Start of Material for this exercise
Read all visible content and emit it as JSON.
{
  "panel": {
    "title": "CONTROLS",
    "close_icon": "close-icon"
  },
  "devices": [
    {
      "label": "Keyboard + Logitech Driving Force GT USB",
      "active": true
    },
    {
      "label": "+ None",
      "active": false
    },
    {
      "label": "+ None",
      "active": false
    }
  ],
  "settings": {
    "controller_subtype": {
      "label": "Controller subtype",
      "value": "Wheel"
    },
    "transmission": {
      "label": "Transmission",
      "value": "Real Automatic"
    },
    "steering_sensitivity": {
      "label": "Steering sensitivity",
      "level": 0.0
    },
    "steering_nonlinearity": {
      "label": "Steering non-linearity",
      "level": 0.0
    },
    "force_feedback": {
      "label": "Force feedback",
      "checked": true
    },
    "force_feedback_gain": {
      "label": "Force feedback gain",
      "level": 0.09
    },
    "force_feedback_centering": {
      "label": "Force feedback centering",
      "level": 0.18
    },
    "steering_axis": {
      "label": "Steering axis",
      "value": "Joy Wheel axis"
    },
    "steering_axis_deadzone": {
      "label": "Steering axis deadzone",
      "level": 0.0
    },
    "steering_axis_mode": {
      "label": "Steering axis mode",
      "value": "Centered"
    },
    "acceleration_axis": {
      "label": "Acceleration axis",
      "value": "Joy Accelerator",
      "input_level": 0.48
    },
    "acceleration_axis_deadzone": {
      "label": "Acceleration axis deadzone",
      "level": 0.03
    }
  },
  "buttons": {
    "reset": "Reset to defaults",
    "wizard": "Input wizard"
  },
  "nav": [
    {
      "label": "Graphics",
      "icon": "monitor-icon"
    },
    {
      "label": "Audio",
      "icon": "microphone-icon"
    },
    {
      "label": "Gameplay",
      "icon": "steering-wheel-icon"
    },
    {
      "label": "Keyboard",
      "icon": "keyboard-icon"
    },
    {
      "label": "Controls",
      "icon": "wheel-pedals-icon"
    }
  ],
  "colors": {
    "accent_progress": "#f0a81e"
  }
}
End of Material for this exercise
• Problem to work on: Extract each line of the listing above, copying it word for word.

• Exercise result:
Read all visible content and emit it as JSON.
{
  "panel": {
    "title": "CONTROLS",
    "close_icon": "close-icon"
  },
  "devices": [
    {
      "label": "Keyboard + Logitech Driving Force GT USB",
      "active": true
    },
    {
      "label": "+ None",
      "active": false
    },
    {
      "label": "+ None",
      "active": false
    }
  ],
  "settings": {
    "controller_subtype": {
      "label": "Controller subtype",
      "value": "Wheel"
    },
    "transmission": {
      "label": "Transmission",
      "value": "Real Automatic"
    },
    "steering_sensitivity": {
      "label": "Steering sensitivity",
      "level": 0.0
    },
    "steering_nonlinearity": {
      "label": "Steering non-linearity",
      "level": 0.0
    },
    "force_feedback": {
      "label": "Force feedback",
      "checked": true
    },
    "force_feedback_gain": {
      "label": "Force feedback gain",
      "level": 0.09
    },
    "force_feedback_centering": {
      "label": "Force feedback centering",
      "level": 0.18
    },
    "steering_axis": {
      "label": "Steering axis",
      "value": "Joy Wheel axis"
    },
    "steering_axis_deadzone": {
      "label": "Steering axis deadzone",
      "level": 0.0
    },
    "steering_axis_mode": {
      "label": "Steering axis mode",
      "value": "Centered"
    },
    "acceleration_axis": {
      "label": "Acceleration axis",
      "value": "Joy Accelerator",
      "input_level": 0.48
    },
    "acceleration_axis_deadzone": {
      "label": "Acceleration axis deadzone",
      "level": 0.03
    }
  },
  "buttons": {
    "reset": "Reset to defaults",
    "wizard": "Input wizard"
  },
  "nav": [
    {
      "label": "Graphics",
      "icon": "monitor-icon"
    },
    {
      "label": "Audio",
      "icon": "microphone-icon"
    },
    {
      "label": "Gameplay",
      "icon": "steering-wheel-icon"
    },
    {
      "label": "Keyboard",
      "icon": "keyboard-icon"
    },
    {
      "label": "Controls",
      "icon": "wheel-pedals-icon"
    }
  ],
  "colors": {
    "accent_progress": "#f0a81e"
  }
}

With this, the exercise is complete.